[Records excerpted from a collection]
-------------------------

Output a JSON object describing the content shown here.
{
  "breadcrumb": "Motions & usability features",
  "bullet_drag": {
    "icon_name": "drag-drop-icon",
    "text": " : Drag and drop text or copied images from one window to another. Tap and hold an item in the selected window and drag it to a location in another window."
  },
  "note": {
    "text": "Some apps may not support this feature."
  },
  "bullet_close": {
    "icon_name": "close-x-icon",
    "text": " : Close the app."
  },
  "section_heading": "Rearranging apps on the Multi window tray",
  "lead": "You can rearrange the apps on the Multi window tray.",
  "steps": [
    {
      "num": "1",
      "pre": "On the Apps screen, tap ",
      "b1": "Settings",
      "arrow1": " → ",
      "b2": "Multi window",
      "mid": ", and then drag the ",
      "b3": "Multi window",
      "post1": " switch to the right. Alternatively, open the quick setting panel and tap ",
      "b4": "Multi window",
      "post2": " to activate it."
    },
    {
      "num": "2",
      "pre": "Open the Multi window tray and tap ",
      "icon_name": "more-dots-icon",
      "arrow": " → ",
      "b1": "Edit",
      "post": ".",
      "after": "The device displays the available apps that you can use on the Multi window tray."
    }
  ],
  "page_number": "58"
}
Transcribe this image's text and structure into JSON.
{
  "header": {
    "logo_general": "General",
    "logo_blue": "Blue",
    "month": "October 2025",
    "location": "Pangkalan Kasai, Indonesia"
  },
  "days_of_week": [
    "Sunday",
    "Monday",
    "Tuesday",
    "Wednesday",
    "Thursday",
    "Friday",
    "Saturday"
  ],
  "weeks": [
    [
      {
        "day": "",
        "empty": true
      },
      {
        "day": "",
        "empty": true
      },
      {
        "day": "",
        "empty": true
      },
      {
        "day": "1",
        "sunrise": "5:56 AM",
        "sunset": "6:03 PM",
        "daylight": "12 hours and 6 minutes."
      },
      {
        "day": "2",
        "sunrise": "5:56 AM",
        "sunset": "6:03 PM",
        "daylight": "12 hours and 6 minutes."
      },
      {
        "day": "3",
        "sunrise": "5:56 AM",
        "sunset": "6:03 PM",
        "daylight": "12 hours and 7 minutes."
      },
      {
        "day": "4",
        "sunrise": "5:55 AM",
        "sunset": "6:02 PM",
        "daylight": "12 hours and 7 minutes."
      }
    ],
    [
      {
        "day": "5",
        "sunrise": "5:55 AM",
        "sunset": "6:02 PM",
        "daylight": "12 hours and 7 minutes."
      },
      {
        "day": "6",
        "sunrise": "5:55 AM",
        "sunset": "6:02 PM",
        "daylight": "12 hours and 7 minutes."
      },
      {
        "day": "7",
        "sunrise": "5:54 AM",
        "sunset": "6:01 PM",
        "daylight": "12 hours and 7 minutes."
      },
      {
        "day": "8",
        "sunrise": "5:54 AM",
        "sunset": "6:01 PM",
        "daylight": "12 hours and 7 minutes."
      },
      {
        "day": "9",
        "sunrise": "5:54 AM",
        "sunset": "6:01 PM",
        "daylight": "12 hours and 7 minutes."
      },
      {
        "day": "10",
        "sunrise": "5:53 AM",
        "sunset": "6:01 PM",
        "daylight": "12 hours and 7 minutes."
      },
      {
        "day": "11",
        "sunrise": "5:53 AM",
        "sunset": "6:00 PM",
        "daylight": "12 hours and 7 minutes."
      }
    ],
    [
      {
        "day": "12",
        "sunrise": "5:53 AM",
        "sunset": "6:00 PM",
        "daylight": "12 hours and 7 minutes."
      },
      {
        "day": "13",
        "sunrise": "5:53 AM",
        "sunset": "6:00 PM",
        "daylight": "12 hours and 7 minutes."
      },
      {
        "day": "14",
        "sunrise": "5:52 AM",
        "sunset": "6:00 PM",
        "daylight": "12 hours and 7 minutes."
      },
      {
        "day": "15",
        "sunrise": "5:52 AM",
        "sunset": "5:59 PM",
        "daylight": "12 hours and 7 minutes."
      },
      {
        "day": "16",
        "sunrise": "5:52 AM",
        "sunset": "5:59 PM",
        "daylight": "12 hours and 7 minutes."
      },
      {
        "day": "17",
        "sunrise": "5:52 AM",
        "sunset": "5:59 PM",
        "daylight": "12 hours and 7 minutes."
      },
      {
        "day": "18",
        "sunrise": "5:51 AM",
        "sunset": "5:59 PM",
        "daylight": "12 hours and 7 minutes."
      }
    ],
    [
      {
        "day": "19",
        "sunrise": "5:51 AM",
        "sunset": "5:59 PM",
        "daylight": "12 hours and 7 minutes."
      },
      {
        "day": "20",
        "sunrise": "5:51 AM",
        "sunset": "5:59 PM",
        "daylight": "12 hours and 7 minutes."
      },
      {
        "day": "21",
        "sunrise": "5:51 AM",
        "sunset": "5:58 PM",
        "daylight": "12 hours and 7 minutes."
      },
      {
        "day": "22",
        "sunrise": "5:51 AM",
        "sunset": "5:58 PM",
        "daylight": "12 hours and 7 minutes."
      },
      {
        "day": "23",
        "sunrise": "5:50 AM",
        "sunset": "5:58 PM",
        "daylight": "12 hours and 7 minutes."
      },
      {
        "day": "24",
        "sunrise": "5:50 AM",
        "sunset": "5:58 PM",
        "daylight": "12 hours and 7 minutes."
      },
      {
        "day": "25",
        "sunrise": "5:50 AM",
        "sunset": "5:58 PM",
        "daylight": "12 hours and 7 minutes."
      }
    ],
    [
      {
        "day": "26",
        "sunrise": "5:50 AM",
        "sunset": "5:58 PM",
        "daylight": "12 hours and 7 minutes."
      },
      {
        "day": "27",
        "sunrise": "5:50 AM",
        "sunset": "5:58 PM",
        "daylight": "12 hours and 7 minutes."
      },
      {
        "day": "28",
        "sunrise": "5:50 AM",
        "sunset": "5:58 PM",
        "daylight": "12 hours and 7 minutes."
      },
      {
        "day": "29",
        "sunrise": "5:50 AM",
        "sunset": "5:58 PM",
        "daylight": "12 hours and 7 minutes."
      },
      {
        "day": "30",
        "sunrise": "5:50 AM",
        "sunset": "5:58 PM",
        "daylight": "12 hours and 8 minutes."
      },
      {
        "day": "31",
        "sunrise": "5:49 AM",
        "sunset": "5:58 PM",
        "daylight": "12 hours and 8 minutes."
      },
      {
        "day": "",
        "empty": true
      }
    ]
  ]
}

-------------------------

Written exercise> Quote the listing in full, please, keeping every line exact.

Correct result>
Output a JSON object describing the content shown here.
{
  "breadcrumb": "Motions & usability features",
  "bullet_drag": {
    "icon_name": "drag-drop-icon",
    "text": " : Drag and drop text or copied images from one window to another. Tap and hold an item in the selected window and drag it to a location in another window."
  },
  "note": {
    "text": "Some apps may not support this feature."
  },
  "bullet_close": {
    "icon_name": "close-x-icon",
    "text": " : Close the app."
  },
  "section_heading": "Rearranging apps on the Multi window tray",
  "lead": "You can rearrange the apps on the Multi window tray.",
  "steps": [
    {
      "num": "1",
      "pre": "On the Apps screen, tap ",
      "b1": "Settings",
      "arrow1": " → ",
      "b2": "Multi window",
      "mid": ", and then drag the ",
      "b3": "Multi window",
      "post1": " switch to the right. Alternatively, open the quick setting panel and tap ",
      "b4": "Multi window",
      "post2": " to activate it."
    },
    {
      "num": "2",
      "pre": "Open the Multi window tray and tap ",
      "icon_name": "more-dots-icon",
      "arrow": " → ",
      "b1": "Edit",
      "post": ".",
      "after": "The device displays the available apps that you can use on the Multi window tray."
    }
  ],
  "page_number": "58"
}
Transcribe this image's text and structure into JSON.
{
  "header": {
    "logo_general": "General",
    "logo_blue": "Blue",
    "month": "October 2025",
    "location": "Pangkalan Kasai, Indonesia"
  },
  "days_of_week": [
    "Sunday",
    "Monday",
    "Tuesday",
    "Wednesday",
    "Thursday",
    "Friday",
    "Saturday"
  ],
  "weeks": [
    [
      {
        "day": "",
        "empty": true
      },
      {
        "day": "",
        "empty": true
      },
      {
        "day": "",
        "empty": true
      },
      {
        "day": "1",
        "sunrise": "5:56 AM",
        "sunset": "6:03 PM",
        "daylight": "12 hours and 6 minutes."
      },
      {
        "day": "2",
        "sunrise": "5:56 AM",
        "sunset": "6:03 PM",
        "daylight": "12 hours and 6 minutes."
      },
      {
        "day": "3",
        "sunrise": "5:56 AM",
        "sunset": "6:03 PM",
        "daylight": "12 hours and 7 minutes."
      },
      {
        "day": "4",
        "sunrise": "5:55 AM",
        "sunset": "6:02 PM",
        "daylight": "12 hours and 7 minutes."
      }
    ],
    [
      {
        "day": "5",
        "sunrise": "5:55 AM",
        "sunset": "6:02 PM",
        "daylight": "12 hours and 7 minutes."
      },
      {
        "day": "6",
        "sunrise": "5:55 AM",
        "sunset": "6:02 PM",
        "daylight": "12 hours and 7 minutes."
      },
      {
        "day": "7",
        "sunrise": "5:54 AM",
        "sunset": "6:01 PM",
        "daylight": "12 hours and 7 minutes."
      },
      {
        "day": "8",
        "sunrise": "5:54 AM",
        "sunset": "6:01 PM",
        "daylight": "12 hours and 7 minutes."
      },
      {
        "day": "9",
        "sunrise": "5:54 AM",
        "sunset": "6:01 PM",
        "daylight": "12 hours and 7 minutes."
      },
      {
        "day": "10",
        "sunrise": "5:53 AM",
        "sunset": "6:01 PM",
        "daylight": "12 hours and 7 minutes."
      },
      {
        "day": "11",
        "sunrise": "5:53 AM",
        "sunset": "6:00 PM",
        "daylight": "12 hours and 7 minutes."
      }
    ],
    [
      {
        "day": "12",
        "sunrise": "5:53 AM",
        "sunset": "6:00 PM",
        "daylight": "12 hours and 7 minutes."
      },
      {
        "day": "13",
        "sunrise": "5:53 AM",
        "sunset": "6:00 PM",
        "daylight": "12 hours and 7 minutes."
      },
      {
        "day": "14",
        "sunrise": "5:52 AM",
        "sunset": "6:00 PM",
        "daylight": "12 hours and 7 minutes."
      },
      {
        "day": "15",
        "sunrise": "5:52 AM",
        "sunset": "5:59 PM",
        "daylight": "12 hours and 7 minutes."
      },
      {
        "day": "16",
        "sunrise": "5:52 AM",
        "sunset": "5:59 PM",
        "daylight": "12 hours and 7 minutes."
      },
      {
        "day": "17",
        "sunrise": "5:52 AM",
        "sunset": "5:59 PM",
        "daylight": "12 hours and 7 minutes."
      },
      {
        "day": "18",
        "sunrise": "5:51 AM",
        "sunset": "5:59 PM",
        "daylight": "12 hours and 7 minutes."
      }
    ],
    [
      {
        "day": "19",
        "sunrise": "5:51 AM",
        "sunset": "5:59 PM",
        "daylight": "12 hours and 7 minutes."
      },
      {
        "day": "20",
        "sunrise": "5:51 AM",
        "sunset": "5:59 PM",
        "daylight": "12 hours and 7 minutes."
      },
      {
        "day": "21",
        "sunrise": "5:51 AM",
        "sunset": "5:58 PM",
        "daylight": "12 hours and 7 minutes."
      },
      {
        "day": "22",
        "sunrise": "5:51 AM",
        "sunset": "5:58 PM",
        "daylight": "12 hours and 7 minutes."
      },
      {
        "day": "23",
        "sunrise": "5:50 AM",
        "sunset": "5:58 PM",
        "daylight": "12 hours and 7 minutes."
      },
      {
        "day": "24",
        "sunrise": "5:50 AM",
        "sunset": "5:58 PM",
        "daylight": "12 hours and 7 minutes."
      },
      {
        "day": "25",
        "sunrise": "5:50 AM",
        "sunset": "5:58 PM",
        "daylight": "12 hours and 7 minutes."
      }
    ],
    [
      {
        "day": "26",
        "sunrise": "5:50 AM",
        "sunset": "5:58 PM",
        "daylight": "12 hours and 7 minutes."
      },
      {
        "day": "27",
        "sunrise": "5:50 AM",
        "sunset": "5:58 PM",
        "daylight": "12 hours and 7 minutes."
      },
      {
        "day": "28",
        "sunrise": "5:50 AM",
        "sunset": "5:58 PM",
        "daylight": "12 hours and 7 minutes."
      },
      {
        "day": "29",
        "sunrise": "5:50 AM",
        "sunset": "5:58 PM",
        "daylight": "12 hours and 7 minutes."
      },
      {
        "day": "30",
        "sunrise": "5:50 AM",
        "sunset": "5:58 PM",
        "daylight": "12 hours and 8 minutes."
      },
      {
        "day": "31",
        "sunrise": "5:49 AM",
        "sunset": "5:58 PM",
        "daylight": "12 hours and 8 minutes."
      },
      {
        "day": "",
        "empty": true
      }
    ]
  ]
}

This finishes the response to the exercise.